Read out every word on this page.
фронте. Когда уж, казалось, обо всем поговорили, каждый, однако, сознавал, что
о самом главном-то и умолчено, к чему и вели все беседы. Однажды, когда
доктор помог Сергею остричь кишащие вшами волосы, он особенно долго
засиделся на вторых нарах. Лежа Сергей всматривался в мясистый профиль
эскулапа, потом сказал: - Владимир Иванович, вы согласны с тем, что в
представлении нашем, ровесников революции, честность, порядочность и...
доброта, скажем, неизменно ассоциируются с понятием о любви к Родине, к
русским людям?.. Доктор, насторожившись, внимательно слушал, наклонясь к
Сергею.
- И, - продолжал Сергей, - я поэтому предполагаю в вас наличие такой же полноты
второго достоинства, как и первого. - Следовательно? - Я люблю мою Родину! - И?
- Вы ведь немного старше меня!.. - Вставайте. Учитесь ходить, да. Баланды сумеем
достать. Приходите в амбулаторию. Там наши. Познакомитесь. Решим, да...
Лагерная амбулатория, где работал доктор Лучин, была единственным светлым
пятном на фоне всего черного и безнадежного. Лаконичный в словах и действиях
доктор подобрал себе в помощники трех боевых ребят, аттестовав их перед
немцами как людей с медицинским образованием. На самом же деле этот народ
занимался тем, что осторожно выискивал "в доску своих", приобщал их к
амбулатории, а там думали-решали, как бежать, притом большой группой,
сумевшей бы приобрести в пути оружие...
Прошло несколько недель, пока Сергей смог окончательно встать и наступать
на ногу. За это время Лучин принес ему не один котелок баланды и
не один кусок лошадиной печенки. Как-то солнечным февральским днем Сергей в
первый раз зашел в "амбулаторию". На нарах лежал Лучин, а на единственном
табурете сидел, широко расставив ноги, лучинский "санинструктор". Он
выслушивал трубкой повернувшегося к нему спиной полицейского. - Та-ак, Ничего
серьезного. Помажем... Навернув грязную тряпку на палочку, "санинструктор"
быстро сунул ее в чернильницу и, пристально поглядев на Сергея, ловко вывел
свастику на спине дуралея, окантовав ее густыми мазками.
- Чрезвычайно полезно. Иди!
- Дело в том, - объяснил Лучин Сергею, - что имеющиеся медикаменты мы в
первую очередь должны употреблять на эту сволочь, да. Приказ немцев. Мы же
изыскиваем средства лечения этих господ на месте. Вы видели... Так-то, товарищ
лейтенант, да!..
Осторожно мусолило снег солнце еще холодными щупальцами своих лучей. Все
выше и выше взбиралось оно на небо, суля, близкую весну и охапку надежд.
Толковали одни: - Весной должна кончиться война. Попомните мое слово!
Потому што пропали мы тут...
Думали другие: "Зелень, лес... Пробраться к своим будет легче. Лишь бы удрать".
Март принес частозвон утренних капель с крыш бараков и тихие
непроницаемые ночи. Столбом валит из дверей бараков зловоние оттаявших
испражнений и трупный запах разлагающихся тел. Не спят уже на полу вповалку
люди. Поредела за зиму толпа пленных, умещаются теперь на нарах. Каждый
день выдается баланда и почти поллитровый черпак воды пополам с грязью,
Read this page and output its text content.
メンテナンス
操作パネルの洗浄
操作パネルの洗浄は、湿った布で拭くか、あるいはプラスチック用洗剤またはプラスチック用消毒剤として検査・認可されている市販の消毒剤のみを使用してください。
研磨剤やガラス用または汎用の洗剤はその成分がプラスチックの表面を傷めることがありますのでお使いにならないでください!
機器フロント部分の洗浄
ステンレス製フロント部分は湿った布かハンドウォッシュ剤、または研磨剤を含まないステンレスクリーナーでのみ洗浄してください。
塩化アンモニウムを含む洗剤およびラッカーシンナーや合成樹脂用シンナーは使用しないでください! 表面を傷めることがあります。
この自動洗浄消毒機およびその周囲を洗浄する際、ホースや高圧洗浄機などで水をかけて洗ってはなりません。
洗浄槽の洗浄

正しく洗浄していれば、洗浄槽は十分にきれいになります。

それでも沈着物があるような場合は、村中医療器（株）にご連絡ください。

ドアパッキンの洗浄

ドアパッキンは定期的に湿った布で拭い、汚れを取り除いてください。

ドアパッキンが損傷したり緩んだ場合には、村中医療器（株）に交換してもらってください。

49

_Aim of the exercise_. Your task is to extract all of the records exactly.

_Exercise answer_.
Read out every word on this page.
фронте. Когда уж, казалось, обо всем поговорили, каждый, однако, сознавал, что
о самом главном-то и умолчено, к чему и вели все беседы. Однажды, когда
доктор помог Сергею остричь кишащие вшами волосы, он особенно долго
засиделся на вторых нарах. Лежа Сергей всматривался в мясистый профиль
эскулапа, потом сказал: - Владимир Иванович, вы согласны с тем, что в
представлении нашем, ровесников революции, честность, порядочность и...
доброта, скажем, неизменно ассоциируются с понятием о любви к Родине, к
русским людям?.. Доктор, насторожившись, внимательно слушал, наклонясь к
Сергею.
- И, - продолжал Сергей, - я поэтому предполагаю в вас наличие такой же полноты
второго достоинства, как и первого. - Следовательно? - Я люблю мою Родину! - И?
- Вы ведь немного старше меня!.. - Вставайте. Учитесь ходить, да. Баланды сумеем
достать. Приходите в амбулаторию. Там наши. Познакомитесь. Решим, да...
Лагерная амбулатория, где работал доктор Лучин, была единственным светлым
пятном на фоне всего черного и безнадежного. Лаконичный в словах и действиях
доктор подобрал себе в помощники трех боевых ребят, аттестовав их перед
немцами как людей с медицинским образованием. На самом же деле этот народ
занимался тем, что осторожно выискивал "в доску своих", приобщал их к
амбулатории, а там думали-решали, как бежать, притом большой группой,
сумевшей бы приобрести в пути оружие...
Прошло несколько недель, пока Сергей смог окончательно встать и наступать
на ногу. За это время Лучин принес ему не один котелок баланды и
не один кусок лошадиной печенки. Как-то солнечным февральским днем Сергей в
первый раз зашел в "амбулаторию". На нарах лежал Лучин, а на единственном
табурете сидел, широко расставив ноги, лучинский "санинструктор". Он
выслушивал трубкой повернувшегося к нему спиной полицейского. - Та-ак, Ничего
серьезного. Помажем... Навернув грязную тряпку на палочку, "санинструктор"
быстро сунул ее в чернильницу и, пристально поглядев на Сергея, ловко вывел
свастику на спине дуралея, окантовав ее густыми мазками.
- Чрезвычайно полезно. Иди!
- Дело в том, - объяснил Лучин Сергею, - что имеющиеся медикаменты мы в
первую очередь должны употреблять на эту сволочь, да. Приказ немцев. Мы же
изыскиваем средства лечения этих господ на месте. Вы видели... Так-то, товарищ
лейтенант, да!..
Осторожно мусолило снег солнце еще холодными щупальцами своих лучей. Все
выше и выше взбиралось оно на небо, суля, близкую весну и охапку надежд.
Толковали одни: - Весной должна кончиться война. Попомните мое слово!
Потому што пропали мы тут...
Думали другие: "Зелень, лес... Пробраться к своим будет легче. Лишь бы удрать".
Март принес частозвон утренних капель с крыш бараков и тихие
непроницаемые ночи. Столбом валит из дверей бараков зловоние оттаявших
испражнений и трупный запах разлагающихся тел. Не спят уже на полу вповалку
люди. Поредела за зиму толпа пленных, умещаются теперь на нарах. Каждый
день выдается баланда и почти поллитровый черпак воды пополам с грязью,
Read this page and output its text content.
メンテナンス
操作パネルの洗浄
操作パネルの洗浄は、湿った布で拭くか、あるいはプラスチック用洗剤またはプラスチック用消毒剤として検査・認可されている市販の消毒剤のみを使用してください。
研磨剤やガラス用または汎用の洗剤はその成分がプラスチックの表面を傷めることがありますのでお使いにならないでください!
機器フロント部分の洗浄
ステンレス製フロント部分は湿った布かハンドウォッシュ剤、または研磨剤を含まないステンレスクリーナーでのみ洗浄してください。
塩化アンモニウムを含む洗剤およびラッカーシンナーや合成樹脂用シンナーは使用しないでください! 表面を傷めることがあります。
この自動洗浄消毒機およびその周囲を洗浄する際、ホースや高圧洗浄機などで水をかけて洗ってはなりません。
洗浄槽の洗浄

正しく洗浄していれば、洗浄槽は十分にきれいになります。

それでも沈着物があるような場合は、村中医療器（株）にご連絡ください。

ドアパッキンの洗浄

ドアパッキンは定期的に湿った布で拭い、汚れを取り除いてください。

ドアパッキンが損傷したり緩んだ場合には、村中医療器（株）に交換してもらってください。

49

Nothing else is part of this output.